## REQUEST
In the entries, find all lines that hold the word "उपलब" and copy them.

(Stored data entries)
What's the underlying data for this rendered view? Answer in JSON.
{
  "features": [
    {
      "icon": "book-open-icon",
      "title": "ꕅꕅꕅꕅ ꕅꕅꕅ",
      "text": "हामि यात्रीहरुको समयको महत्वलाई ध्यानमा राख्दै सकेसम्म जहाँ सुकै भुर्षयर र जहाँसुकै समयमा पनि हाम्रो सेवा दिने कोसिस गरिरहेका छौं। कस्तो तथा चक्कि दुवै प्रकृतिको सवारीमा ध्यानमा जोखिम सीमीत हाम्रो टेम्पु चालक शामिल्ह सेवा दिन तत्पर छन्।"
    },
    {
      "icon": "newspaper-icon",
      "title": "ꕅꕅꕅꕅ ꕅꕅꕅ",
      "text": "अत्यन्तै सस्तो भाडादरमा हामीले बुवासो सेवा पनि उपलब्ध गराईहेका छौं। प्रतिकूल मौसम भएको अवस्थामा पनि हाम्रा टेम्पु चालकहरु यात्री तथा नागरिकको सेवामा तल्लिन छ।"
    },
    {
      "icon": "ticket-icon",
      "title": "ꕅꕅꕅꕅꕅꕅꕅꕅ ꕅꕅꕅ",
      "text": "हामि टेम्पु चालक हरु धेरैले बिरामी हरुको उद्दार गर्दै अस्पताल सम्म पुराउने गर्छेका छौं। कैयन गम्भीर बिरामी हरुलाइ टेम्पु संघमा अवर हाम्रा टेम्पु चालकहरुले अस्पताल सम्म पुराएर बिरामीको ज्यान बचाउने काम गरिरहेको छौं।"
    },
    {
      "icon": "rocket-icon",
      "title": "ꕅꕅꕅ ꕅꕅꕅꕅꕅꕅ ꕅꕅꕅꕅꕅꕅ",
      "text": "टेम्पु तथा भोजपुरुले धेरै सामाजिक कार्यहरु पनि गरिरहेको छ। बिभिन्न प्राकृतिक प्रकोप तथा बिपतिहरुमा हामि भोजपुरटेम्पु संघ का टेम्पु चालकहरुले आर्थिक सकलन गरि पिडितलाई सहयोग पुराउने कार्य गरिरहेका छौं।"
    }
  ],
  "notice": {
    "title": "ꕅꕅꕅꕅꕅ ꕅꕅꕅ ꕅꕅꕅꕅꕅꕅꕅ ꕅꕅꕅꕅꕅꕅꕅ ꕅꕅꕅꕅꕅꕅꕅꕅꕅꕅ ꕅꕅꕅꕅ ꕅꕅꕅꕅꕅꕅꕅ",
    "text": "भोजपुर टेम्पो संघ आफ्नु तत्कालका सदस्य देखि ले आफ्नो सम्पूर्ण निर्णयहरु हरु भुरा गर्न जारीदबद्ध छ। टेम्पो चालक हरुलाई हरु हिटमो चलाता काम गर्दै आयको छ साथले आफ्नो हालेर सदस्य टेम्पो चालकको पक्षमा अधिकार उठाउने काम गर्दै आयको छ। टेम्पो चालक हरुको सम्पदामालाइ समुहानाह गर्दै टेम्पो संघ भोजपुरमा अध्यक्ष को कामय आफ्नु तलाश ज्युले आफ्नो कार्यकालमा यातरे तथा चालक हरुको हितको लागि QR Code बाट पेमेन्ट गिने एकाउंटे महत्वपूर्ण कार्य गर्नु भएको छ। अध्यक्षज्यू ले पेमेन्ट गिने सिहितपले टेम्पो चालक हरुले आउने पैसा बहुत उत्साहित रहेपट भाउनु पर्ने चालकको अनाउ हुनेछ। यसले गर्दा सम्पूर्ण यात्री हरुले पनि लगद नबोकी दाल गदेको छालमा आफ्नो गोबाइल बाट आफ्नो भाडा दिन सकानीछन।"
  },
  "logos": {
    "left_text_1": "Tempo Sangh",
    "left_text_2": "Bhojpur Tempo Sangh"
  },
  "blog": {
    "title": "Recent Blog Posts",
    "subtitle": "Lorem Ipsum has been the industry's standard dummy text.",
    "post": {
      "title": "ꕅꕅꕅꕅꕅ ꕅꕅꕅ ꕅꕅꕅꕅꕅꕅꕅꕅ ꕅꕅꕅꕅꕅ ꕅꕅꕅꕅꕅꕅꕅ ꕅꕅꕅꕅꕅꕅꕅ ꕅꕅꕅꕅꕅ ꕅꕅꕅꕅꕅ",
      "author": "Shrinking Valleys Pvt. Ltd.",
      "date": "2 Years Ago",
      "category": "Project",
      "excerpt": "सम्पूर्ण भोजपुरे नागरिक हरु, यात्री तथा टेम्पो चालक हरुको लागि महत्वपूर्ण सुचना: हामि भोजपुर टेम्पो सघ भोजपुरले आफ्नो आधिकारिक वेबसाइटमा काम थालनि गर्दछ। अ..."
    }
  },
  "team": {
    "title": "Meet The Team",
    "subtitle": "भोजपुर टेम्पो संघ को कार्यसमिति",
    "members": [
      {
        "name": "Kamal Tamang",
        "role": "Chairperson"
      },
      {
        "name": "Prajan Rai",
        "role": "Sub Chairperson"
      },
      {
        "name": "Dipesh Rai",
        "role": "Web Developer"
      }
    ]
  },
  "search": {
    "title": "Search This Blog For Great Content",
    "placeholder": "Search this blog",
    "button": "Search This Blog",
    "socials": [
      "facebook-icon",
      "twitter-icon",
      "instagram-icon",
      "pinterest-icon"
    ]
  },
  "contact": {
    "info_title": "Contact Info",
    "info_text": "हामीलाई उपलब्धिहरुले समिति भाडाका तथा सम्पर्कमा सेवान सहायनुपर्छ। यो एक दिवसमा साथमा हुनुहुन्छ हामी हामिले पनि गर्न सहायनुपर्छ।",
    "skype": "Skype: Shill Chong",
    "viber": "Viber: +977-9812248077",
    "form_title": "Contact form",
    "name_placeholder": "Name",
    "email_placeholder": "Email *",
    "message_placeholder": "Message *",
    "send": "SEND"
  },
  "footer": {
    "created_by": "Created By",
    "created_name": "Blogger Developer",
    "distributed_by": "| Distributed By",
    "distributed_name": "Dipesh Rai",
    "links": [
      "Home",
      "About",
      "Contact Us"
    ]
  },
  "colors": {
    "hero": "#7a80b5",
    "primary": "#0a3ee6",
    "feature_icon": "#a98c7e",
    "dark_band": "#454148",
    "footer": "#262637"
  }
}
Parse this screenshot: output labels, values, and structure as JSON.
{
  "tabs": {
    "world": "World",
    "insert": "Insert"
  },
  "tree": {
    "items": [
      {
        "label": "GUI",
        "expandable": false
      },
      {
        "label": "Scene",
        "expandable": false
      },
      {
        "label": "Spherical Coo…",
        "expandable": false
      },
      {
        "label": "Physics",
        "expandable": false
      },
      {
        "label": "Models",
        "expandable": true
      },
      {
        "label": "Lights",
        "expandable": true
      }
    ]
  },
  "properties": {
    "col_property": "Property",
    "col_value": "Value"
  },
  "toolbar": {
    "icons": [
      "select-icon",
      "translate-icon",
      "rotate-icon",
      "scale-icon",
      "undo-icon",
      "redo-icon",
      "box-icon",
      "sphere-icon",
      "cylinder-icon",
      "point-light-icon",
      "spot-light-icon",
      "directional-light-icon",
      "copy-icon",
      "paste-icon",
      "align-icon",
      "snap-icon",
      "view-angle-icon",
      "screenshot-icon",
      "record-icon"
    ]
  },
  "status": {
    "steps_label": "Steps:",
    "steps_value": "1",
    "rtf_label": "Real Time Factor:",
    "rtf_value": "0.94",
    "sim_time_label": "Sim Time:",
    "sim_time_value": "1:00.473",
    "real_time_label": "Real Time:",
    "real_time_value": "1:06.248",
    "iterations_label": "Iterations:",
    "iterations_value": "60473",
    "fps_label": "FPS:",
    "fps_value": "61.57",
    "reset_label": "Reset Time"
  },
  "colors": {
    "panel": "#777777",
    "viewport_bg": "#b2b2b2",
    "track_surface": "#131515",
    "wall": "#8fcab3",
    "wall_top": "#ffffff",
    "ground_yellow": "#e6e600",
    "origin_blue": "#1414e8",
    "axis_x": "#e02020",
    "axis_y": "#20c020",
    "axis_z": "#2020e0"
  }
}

## TASK RESULT
      "text": "अत्यन्तै सस्तो भाडादरमा हामीले बुवासो सेवा पनि उपलब्ध गराईहेका छौं। प्रतिकूल मौसम भएको अवस्थामा पनि हाम्रा टेम्पु चालकहरु यात्री तथा नागरिकको सेवामा तल्लिन छ।"
    "info_text": "हामीलाई उपलब्धिहरुले समिति भाडाका तथा सम्पर्कमा सेवान सहायनुपर्छ। यो एक दिवसमा साथमा हुनुहुन्छ हामी हामिले पनि गर्न सहायनुपर्छ।",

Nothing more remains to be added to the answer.